══ RAW DATA

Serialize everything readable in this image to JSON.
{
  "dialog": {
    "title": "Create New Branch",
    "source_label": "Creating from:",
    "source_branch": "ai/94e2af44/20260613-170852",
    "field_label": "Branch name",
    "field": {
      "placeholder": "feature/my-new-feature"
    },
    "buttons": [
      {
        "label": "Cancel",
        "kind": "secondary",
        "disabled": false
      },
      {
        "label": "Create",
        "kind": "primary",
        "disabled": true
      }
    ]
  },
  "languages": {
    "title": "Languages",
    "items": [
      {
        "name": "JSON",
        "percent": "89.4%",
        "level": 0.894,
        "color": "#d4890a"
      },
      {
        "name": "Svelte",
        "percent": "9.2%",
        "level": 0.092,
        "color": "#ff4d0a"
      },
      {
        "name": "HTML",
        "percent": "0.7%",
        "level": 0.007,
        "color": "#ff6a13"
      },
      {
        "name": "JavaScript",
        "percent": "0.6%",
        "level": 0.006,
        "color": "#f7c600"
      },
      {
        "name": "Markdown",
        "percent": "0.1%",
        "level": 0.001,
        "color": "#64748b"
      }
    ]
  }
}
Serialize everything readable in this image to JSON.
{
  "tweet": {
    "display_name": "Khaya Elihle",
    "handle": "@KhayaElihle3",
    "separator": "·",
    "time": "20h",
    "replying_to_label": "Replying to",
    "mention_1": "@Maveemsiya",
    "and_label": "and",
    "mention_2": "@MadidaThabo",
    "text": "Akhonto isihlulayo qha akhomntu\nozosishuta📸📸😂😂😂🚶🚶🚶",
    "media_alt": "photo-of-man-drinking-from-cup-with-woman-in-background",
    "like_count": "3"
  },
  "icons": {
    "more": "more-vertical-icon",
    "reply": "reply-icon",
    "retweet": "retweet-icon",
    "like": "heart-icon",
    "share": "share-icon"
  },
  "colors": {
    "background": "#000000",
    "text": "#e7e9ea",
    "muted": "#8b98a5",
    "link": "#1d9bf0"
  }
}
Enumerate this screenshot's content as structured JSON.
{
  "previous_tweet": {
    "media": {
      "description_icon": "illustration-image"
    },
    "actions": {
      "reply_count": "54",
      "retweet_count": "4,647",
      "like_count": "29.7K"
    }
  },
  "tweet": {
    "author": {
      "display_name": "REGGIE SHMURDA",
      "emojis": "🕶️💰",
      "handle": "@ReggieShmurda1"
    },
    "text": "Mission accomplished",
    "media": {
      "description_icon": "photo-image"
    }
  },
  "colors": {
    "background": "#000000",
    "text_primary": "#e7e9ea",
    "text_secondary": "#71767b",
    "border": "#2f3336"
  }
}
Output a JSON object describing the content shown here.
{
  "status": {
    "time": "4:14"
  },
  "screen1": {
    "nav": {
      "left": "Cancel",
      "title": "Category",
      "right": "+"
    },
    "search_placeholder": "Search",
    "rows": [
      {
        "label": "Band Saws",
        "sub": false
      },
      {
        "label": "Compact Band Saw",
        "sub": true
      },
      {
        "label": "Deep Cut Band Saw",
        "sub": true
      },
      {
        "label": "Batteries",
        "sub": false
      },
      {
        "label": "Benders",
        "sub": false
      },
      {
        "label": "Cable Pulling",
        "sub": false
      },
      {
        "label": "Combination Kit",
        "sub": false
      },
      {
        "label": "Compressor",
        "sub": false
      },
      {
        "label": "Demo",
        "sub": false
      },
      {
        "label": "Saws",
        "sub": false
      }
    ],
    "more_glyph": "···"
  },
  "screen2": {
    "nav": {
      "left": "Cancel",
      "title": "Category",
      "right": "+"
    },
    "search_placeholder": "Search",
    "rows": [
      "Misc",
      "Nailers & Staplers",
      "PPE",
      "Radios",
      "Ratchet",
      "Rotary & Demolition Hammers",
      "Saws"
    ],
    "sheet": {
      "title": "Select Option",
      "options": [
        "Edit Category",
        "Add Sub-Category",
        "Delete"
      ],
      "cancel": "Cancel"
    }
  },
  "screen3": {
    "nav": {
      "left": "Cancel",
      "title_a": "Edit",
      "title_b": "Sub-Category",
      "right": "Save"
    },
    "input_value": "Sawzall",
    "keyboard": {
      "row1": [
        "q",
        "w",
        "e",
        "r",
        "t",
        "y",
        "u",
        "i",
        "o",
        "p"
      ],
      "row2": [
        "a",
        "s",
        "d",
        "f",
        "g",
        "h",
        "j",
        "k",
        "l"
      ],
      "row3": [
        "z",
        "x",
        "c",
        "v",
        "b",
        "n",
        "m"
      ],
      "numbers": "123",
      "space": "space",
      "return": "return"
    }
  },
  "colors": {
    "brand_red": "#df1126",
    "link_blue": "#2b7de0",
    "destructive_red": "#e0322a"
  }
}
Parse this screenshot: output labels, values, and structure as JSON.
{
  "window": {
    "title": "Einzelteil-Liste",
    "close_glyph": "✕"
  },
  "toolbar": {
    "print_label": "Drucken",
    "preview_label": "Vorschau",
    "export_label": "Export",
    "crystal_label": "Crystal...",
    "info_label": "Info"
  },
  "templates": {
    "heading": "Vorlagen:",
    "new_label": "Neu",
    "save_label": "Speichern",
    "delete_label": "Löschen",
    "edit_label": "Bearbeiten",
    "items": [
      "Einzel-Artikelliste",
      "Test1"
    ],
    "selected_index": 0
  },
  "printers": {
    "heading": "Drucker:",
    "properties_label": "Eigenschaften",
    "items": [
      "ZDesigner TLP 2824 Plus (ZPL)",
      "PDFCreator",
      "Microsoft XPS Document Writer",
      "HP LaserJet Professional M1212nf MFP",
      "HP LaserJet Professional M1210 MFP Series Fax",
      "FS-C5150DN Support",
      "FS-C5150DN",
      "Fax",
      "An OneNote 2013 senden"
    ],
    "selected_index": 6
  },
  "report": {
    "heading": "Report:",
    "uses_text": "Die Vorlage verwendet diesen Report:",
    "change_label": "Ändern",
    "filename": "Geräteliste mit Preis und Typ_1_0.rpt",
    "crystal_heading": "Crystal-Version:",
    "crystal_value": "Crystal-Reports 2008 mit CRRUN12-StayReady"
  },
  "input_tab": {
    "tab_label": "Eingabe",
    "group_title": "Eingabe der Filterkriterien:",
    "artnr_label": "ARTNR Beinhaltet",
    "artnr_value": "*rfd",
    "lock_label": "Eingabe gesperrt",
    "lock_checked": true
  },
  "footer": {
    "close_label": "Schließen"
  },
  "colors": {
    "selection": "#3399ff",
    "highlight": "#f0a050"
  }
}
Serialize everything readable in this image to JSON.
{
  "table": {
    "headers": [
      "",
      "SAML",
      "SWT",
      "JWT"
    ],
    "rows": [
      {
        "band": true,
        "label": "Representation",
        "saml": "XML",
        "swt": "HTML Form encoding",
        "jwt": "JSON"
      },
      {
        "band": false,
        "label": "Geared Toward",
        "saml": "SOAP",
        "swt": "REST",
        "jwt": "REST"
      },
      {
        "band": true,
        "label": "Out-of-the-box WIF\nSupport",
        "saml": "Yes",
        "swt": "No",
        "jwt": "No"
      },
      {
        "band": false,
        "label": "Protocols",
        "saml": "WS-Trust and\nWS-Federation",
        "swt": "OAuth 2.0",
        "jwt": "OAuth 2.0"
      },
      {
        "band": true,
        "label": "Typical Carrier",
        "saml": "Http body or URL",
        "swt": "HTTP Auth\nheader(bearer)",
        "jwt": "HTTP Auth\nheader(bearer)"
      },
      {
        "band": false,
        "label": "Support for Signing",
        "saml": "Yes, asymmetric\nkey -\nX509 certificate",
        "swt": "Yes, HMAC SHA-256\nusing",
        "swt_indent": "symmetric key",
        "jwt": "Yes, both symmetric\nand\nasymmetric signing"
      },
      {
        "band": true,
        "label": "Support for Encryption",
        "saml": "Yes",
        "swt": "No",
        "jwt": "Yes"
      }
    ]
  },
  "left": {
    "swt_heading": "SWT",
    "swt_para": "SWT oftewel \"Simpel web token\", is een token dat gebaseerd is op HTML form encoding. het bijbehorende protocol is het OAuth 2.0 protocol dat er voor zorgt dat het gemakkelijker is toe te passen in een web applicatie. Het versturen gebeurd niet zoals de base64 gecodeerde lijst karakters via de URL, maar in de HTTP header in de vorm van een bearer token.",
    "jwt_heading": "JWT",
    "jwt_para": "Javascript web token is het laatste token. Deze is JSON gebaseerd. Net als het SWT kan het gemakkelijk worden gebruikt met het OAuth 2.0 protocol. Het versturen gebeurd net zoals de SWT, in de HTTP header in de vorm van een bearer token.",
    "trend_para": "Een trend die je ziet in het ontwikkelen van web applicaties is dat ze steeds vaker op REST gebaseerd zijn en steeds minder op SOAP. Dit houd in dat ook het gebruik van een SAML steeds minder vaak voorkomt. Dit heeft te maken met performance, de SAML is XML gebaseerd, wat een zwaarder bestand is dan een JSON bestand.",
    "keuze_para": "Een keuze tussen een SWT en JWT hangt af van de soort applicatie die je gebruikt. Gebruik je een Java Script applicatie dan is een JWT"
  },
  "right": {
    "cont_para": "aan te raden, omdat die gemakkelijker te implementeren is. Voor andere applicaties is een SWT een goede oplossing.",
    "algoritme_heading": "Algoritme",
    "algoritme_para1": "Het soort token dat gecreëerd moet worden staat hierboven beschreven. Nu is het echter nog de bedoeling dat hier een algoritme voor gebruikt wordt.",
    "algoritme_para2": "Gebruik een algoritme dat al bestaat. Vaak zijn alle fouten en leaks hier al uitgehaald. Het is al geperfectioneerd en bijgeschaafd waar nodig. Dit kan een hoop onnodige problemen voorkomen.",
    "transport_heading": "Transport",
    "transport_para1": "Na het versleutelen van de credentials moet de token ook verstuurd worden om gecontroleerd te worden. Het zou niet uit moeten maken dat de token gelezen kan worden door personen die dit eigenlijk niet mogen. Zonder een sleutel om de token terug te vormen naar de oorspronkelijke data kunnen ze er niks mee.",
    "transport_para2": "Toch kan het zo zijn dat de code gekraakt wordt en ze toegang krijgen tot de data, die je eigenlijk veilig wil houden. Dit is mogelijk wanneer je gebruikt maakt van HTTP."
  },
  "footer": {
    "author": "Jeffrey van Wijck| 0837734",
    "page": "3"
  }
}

════

**WHAT NEEDS TO BE DONE:** Show every line that contains the word "Professional".

**TASK RESPONSE:**
      "HP LaserJet Professional M1212nf MFP",
      "HP LaserJet Professional M1210 MFP Series Fax",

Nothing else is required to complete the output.